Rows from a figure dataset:

--------------------------------------------------

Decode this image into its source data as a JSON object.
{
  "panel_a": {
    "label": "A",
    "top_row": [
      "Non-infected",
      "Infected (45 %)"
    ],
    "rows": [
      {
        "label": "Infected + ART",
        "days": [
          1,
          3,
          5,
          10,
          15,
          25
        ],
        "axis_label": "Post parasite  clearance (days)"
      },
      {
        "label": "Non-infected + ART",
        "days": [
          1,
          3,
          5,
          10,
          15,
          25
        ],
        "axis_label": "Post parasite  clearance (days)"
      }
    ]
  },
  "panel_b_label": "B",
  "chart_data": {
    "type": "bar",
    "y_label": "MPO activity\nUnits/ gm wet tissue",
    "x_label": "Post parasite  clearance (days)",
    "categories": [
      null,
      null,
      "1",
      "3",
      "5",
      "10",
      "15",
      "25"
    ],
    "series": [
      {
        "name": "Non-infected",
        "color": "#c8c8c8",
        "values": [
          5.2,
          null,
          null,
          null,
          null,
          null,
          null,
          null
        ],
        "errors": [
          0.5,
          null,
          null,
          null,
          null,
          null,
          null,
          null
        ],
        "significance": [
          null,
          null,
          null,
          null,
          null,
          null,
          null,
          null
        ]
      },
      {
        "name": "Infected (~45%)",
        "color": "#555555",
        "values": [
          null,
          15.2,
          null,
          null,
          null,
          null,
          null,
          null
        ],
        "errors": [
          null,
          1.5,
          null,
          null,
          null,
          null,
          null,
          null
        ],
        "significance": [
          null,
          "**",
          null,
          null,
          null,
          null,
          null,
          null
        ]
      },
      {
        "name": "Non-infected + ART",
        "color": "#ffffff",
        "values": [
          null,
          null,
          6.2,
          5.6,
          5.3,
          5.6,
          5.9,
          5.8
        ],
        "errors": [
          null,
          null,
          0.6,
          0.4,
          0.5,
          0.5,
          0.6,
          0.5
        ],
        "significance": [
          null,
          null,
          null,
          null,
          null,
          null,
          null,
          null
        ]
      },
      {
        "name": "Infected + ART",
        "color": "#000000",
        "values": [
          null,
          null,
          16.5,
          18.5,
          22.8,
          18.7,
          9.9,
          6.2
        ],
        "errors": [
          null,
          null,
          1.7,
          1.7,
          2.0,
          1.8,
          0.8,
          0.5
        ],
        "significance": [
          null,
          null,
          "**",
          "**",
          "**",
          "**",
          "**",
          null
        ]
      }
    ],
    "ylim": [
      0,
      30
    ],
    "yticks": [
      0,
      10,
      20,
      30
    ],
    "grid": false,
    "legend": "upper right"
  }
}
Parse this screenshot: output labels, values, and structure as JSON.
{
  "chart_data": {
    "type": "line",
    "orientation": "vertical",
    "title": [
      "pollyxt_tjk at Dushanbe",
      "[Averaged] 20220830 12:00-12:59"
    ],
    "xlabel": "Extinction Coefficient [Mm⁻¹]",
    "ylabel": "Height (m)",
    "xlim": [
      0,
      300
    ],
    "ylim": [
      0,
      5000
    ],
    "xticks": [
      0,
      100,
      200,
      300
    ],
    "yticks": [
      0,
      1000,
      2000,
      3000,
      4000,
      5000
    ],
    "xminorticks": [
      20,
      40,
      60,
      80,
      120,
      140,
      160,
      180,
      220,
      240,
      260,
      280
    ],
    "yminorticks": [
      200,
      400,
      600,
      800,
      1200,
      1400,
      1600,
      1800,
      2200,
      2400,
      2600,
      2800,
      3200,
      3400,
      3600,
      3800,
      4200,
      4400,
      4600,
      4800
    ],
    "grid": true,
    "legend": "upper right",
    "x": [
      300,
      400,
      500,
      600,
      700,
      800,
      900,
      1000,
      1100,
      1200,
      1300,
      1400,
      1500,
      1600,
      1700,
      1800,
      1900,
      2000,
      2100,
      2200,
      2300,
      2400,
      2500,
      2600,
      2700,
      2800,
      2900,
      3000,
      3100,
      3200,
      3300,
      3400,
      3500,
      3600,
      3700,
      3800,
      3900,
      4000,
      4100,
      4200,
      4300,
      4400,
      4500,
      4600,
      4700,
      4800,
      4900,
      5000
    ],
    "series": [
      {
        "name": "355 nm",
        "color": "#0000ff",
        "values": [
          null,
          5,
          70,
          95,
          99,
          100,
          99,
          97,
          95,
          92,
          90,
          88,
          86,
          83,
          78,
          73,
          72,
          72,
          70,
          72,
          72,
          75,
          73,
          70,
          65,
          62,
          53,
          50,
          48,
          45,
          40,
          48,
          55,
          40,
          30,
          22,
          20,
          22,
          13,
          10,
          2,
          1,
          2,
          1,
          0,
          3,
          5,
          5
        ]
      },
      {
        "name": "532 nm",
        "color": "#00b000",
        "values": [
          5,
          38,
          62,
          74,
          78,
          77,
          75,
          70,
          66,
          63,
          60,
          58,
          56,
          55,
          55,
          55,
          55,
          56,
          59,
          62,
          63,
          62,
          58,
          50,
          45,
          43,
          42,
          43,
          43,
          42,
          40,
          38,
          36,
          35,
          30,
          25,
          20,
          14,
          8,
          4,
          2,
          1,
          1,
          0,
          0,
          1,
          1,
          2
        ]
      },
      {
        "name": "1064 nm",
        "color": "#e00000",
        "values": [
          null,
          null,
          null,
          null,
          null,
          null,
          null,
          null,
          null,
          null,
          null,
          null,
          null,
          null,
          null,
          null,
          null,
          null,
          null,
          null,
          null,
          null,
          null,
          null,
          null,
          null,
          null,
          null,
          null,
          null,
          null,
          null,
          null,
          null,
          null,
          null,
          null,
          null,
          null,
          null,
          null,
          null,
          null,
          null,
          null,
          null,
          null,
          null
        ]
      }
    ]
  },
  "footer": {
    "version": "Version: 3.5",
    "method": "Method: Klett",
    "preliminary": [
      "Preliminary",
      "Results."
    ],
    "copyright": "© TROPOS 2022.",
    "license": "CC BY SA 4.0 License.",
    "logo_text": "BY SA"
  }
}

--------------------------------------------------

● **YOUR INSTRUCTIONS**
Give only the number of lines above that hold the string "JSON".

● **TASK OUTPUT**
2